* Begin *

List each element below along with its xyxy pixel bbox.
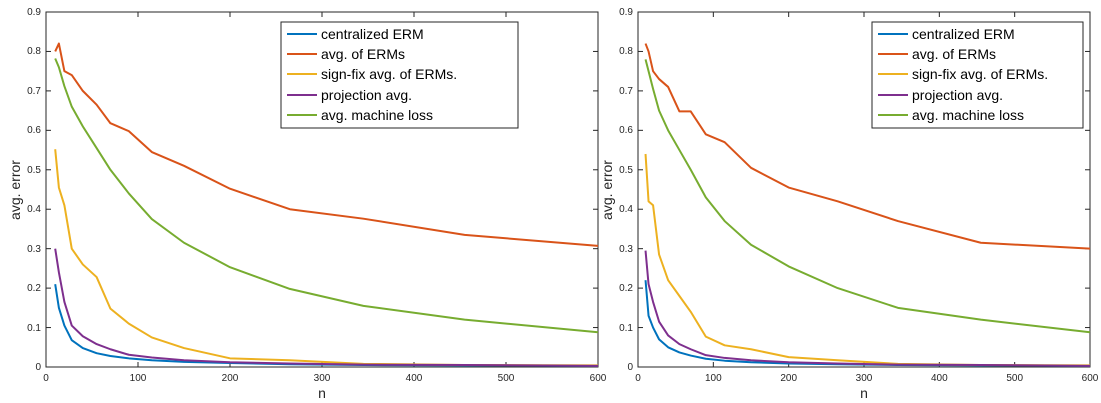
xtick-label: 0 <box>635 373 641 384</box>
xtick-label: 600 <box>1082 373 1099 384</box>
legend-label: centralized ERM <box>321 26 424 42</box>
xtick-label: 200 <box>780 373 797 384</box>
chart-panel-left: 0 0.1 0.2 0.3 0.4 0.5 0.6 0.7 0.8 0.9 0 … <box>7 7 607 401</box>
legend-label: avg. of ERMs <box>321 46 405 62</box>
ytick-label: 0.2 <box>27 283 41 294</box>
ytick-labels-right: 0 0.1 0.2 0.3 0.4 0.5 0.6 0.7 0.8 0.9 <box>619 7 633 373</box>
xtick-label: 400 <box>406 373 423 384</box>
ytick-label: 0.6 <box>619 125 633 136</box>
ytick-label: 0.6 <box>27 125 41 136</box>
series-line-projection <box>644 250 1091 367</box>
series-line-avg-of-erms <box>54 42 599 247</box>
legend-label: avg. machine loss <box>912 107 1024 123</box>
ytick-label: 0.4 <box>27 204 41 215</box>
xtick-label: 300 <box>856 373 873 384</box>
legend-label: avg. of ERMs <box>912 46 996 62</box>
legend-label: sign-fix avg. of ERMs. <box>321 66 457 82</box>
ytick-label: 0.1 <box>619 323 633 334</box>
series-line-avg-of-erms <box>644 43 1091 250</box>
xtick-label: 100 <box>705 373 722 384</box>
ytick-label: 0 <box>35 362 41 373</box>
xtick-label: 100 <box>130 373 147 384</box>
y-axis-label-left: avg. error <box>7 160 23 220</box>
ytick-label: 0.8 <box>27 46 41 57</box>
xtick-label: 600 <box>590 373 607 384</box>
series-line-avg-machine-loss <box>54 58 599 334</box>
ytick-label: 0.3 <box>619 244 633 255</box>
series-line-sign-fix <box>54 149 599 367</box>
series-line-projection <box>54 248 599 367</box>
legend-label: projection avg. <box>912 87 1003 103</box>
xtick-label: 500 <box>1006 373 1023 384</box>
legend-label: sign-fix avg. of ERMs. <box>912 66 1048 82</box>
legend-right: centralized ERM avg. of ERMs sign-fix av… <box>871 21 1084 129</box>
ytick-label: 0.5 <box>27 165 41 176</box>
ytick-label: 0.2 <box>619 283 633 294</box>
xtick-label: 400 <box>931 373 948 384</box>
xtick-labels-right: 0 100 200 300 400 500 600 <box>635 373 1099 384</box>
legend-left: centralized ERM avg. of ERMs sign-fix av… <box>280 21 519 129</box>
series-group-left <box>54 42 599 367</box>
xtick-label: 0 <box>43 373 49 384</box>
series-line-avg-machine-loss <box>644 59 1091 334</box>
legend-label: avg. machine loss <box>321 107 433 123</box>
chart-panel-right: 0 0.1 0.2 0.3 0.4 0.5 0.6 0.7 0.8 0.9 0 … <box>599 7 1099 401</box>
ytick-label: 0.3 <box>27 244 41 255</box>
xtick-labels-left: 0 100 200 300 400 500 600 <box>43 373 607 384</box>
ytick-label: 0.5 <box>619 165 633 176</box>
xtick-label: 200 <box>222 373 239 384</box>
ytick-label: 0.9 <box>619 7 633 18</box>
axis-ticks-right <box>637 11 1091 368</box>
xtick-label: 300 <box>314 373 331 384</box>
legend-box <box>280 21 519 129</box>
ytick-label: 0.7 <box>27 86 41 97</box>
series-line-sign-fix <box>644 153 1091 367</box>
xtick-label: 500 <box>498 373 515 384</box>
ytick-label: 0.8 <box>619 46 633 57</box>
series-group-right <box>644 43 1091 367</box>
ytick-label: 0.7 <box>619 86 633 97</box>
y-axis-label-right: avg. error <box>599 160 615 220</box>
ytick-label: 0 <box>627 362 633 373</box>
ytick-label: 0.9 <box>27 7 41 18</box>
x-axis-label-left: n <box>318 385 326 401</box>
ytick-label: 0.1 <box>27 323 41 334</box>
ytick-label: 0.4 <box>619 204 633 215</box>
legend-label: centralized ERM <box>912 26 1015 42</box>
legend-label: projection avg. <box>321 87 412 103</box>
ytick-labels-left: 0 0.1 0.2 0.3 0.4 0.5 0.6 0.7 0.8 0.9 <box>27 7 41 373</box>
x-axis-label-right: n <box>860 385 868 401</box>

* End *

=== BRIEF ===
Update the records by replacing "avg. error" with "average error" and leaving everything else unchanged. Omit the pictures from your answer.

=== RESPONSE TO THE TASK ===
List each element below along with its xyxy pixel bbox.
xtick-label: 0 <box>635 373 641 384</box>
xtick-label: 600 <box>1082 373 1099 384</box>
legend-label: centralized ERM <box>321 26 424 42</box>
xtick-label: 200 <box>780 373 797 384</box>
chart-panel-left: 0 0.1 0.2 0.3 0.4 0.5 0.6 0.7 0.8 0.9 0 … <box>7 7 607 401</box>
legend-label: avg. of ERMs <box>321 46 405 62</box>
ytick-label: 0.2 <box>27 283 41 294</box>
ytick-labels-right: 0 0.1 0.2 0.3 0.4 0.5 0.6 0.7 0.8 0.9 <box>619 7 633 373</box>
xtick-label: 400 <box>406 373 423 384</box>
ytick-label: 0.6 <box>619 125 633 136</box>
ytick-label: 0.6 <box>27 125 41 136</box>
series-line-projection <box>644 250 1091 367</box>
series-line-avg-of-erms <box>54 42 599 247</box>
legend-label: avg. machine loss <box>912 107 1024 123</box>
ytick-label: 0.4 <box>27 204 41 215</box>
xtick-label: 300 <box>856 373 873 384</box>
legend-label: avg. of ERMs <box>912 46 996 62</box>
legend-label: sign-fix avg. of ERMs. <box>321 66 457 82</box>
ytick-label: 0.1 <box>619 323 633 334</box>
series-line-avg-of-erms <box>644 43 1091 250</box>
xtick-label: 100 <box>705 373 722 384</box>
ytick-label: 0 <box>35 362 41 373</box>
xtick-label: 100 <box>130 373 147 384</box>
y-axis-label-left: average error <box>7 160 23 220</box>
ytick-label: 0.8 <box>27 46 41 57</box>
xtick-label: 600 <box>590 373 607 384</box>
series-line-avg-machine-loss <box>54 58 599 334</box>
ytick-label: 0.3 <box>619 244 633 255</box>
series-line-sign-fix <box>54 149 599 367</box>
series-line-projection <box>54 248 599 367</box>
legend-label: projection avg. <box>912 87 1003 103</box>
xtick-label: 500 <box>1006 373 1023 384</box>
legend-label: sign-fix avg. of ERMs. <box>912 66 1048 82</box>
legend-right: centralized ERM avg. of ERMs sign-fix av… <box>871 21 1084 129</box>
ytick-label: 0.5 <box>27 165 41 176</box>
ytick-label: 0.2 <box>619 283 633 294</box>
xtick-label: 400 <box>931 373 948 384</box>
xtick-labels-right: 0 100 200 300 400 500 600 <box>635 373 1099 384</box>
legend-left: centralized ERM avg. of ERMs sign-fix av… <box>280 21 519 129</box>
series-group-left <box>54 42 599 367</box>
xtick-label: 0 <box>43 373 49 384</box>
series-line-avg-machine-loss <box>644 59 1091 334</box>
legend-label: avg. machine loss <box>321 107 433 123</box>
chart-panel-right: 0 0.1 0.2 0.3 0.4 0.5 0.6 0.7 0.8 0.9 0 … <box>599 7 1099 401</box>
ytick-label: 0.3 <box>27 244 41 255</box>
xtick-labels-left: 0 100 200 300 400 500 600 <box>43 373 607 384</box>
ytick-label: 0.5 <box>619 165 633 176</box>
xtick-label: 200 <box>222 373 239 384</box>
ytick-label: 0.9 <box>619 7 633 18</box>
axis-ticks-right <box>637 11 1091 368</box>
xtick-label: 300 <box>314 373 331 384</box>
legend-box <box>280 21 519 129</box>
ytick-label: 0.7 <box>27 86 41 97</box>
series-line-sign-fix <box>644 153 1091 367</box>
xtick-label: 500 <box>498 373 515 384</box>
ytick-label: 0.8 <box>619 46 633 57</box>
series-group-right <box>644 43 1091 367</box>
ytick-label: 0.7 <box>619 86 633 97</box>
y-axis-label-right: average error <box>599 160 615 220</box>
ytick-label: 0 <box>627 362 633 373</box>
ytick-label: 0.9 <box>27 7 41 18</box>
x-axis-label-left: n <box>318 385 326 401</box>
ytick-label: 0.1 <box>27 323 41 334</box>
ytick-label: 0.4 <box>619 204 633 215</box>
legend-label: centralized ERM <box>912 26 1015 42</box>
legend-label: projection avg. <box>321 87 412 103</box>
ytick-labels-left: 0 0.1 0.2 0.3 0.4 0.5 0.6 0.7 0.8 0.9 <box>27 7 41 373</box>
x-axis-label-right: n <box>860 385 868 401</box>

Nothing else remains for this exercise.